>> START Data excerpts
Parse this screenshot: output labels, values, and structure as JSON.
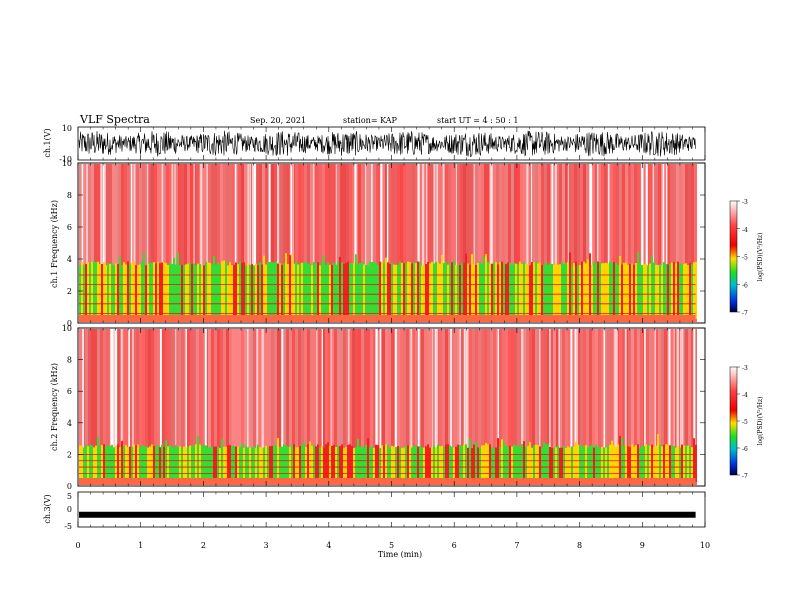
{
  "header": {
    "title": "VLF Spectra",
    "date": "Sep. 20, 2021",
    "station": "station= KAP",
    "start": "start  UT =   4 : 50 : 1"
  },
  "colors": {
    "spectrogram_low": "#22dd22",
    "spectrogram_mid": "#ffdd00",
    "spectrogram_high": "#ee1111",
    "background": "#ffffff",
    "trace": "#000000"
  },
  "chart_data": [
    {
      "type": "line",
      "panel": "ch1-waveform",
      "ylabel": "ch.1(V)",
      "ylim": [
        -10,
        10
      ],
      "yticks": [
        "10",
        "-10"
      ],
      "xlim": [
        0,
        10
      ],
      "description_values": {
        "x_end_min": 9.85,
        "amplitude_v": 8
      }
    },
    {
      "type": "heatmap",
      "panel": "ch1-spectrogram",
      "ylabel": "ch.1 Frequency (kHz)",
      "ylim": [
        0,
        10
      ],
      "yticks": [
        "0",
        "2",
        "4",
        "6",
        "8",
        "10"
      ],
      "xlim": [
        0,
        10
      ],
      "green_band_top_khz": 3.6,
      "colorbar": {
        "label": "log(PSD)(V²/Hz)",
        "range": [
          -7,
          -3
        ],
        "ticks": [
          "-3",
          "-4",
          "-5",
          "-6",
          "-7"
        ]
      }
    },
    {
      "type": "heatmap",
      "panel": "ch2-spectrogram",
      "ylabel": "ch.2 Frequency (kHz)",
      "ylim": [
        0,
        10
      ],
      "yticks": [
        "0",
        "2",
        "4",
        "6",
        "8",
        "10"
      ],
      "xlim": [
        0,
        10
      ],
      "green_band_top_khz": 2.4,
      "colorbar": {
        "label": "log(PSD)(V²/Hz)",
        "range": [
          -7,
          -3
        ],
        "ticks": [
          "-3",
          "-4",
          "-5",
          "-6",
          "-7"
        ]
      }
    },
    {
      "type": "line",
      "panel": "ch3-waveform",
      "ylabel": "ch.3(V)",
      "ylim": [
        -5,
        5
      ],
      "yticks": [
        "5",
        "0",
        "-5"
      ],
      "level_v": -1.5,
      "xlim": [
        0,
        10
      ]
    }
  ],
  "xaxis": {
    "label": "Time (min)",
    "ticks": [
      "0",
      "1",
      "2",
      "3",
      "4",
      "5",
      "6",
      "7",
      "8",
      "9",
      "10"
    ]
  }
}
>> END Data excerpts
>> START Data excerpts
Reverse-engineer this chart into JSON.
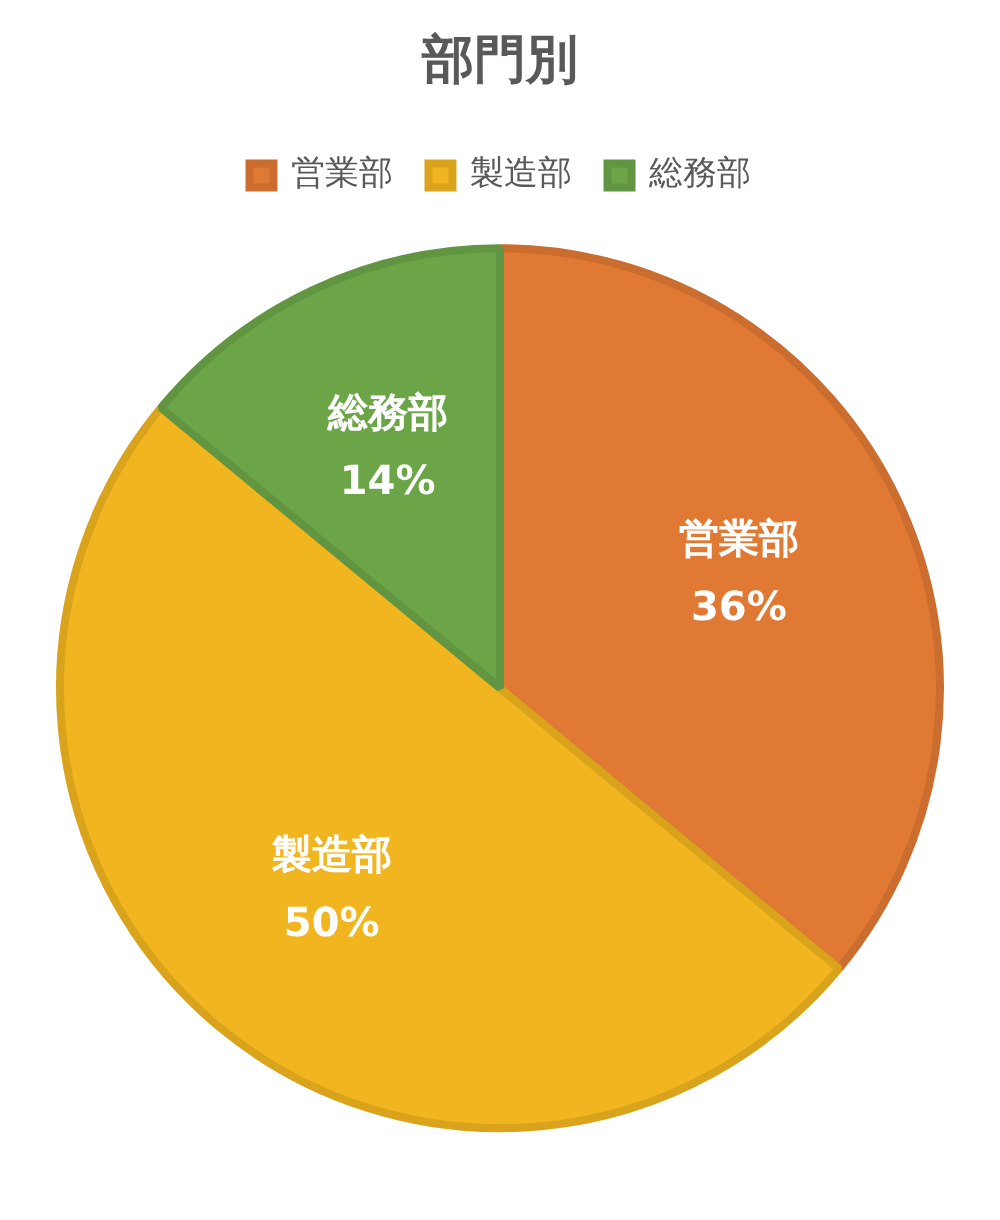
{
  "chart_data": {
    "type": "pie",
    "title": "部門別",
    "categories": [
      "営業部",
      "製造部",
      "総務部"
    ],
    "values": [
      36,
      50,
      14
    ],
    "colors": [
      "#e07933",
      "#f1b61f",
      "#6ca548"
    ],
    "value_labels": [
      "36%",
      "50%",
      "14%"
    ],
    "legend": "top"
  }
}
>> END Data excerpts
- **Instructions for the task**
Count the lines of the material that include the word "JSON", then report only the total.

- **Task output**
2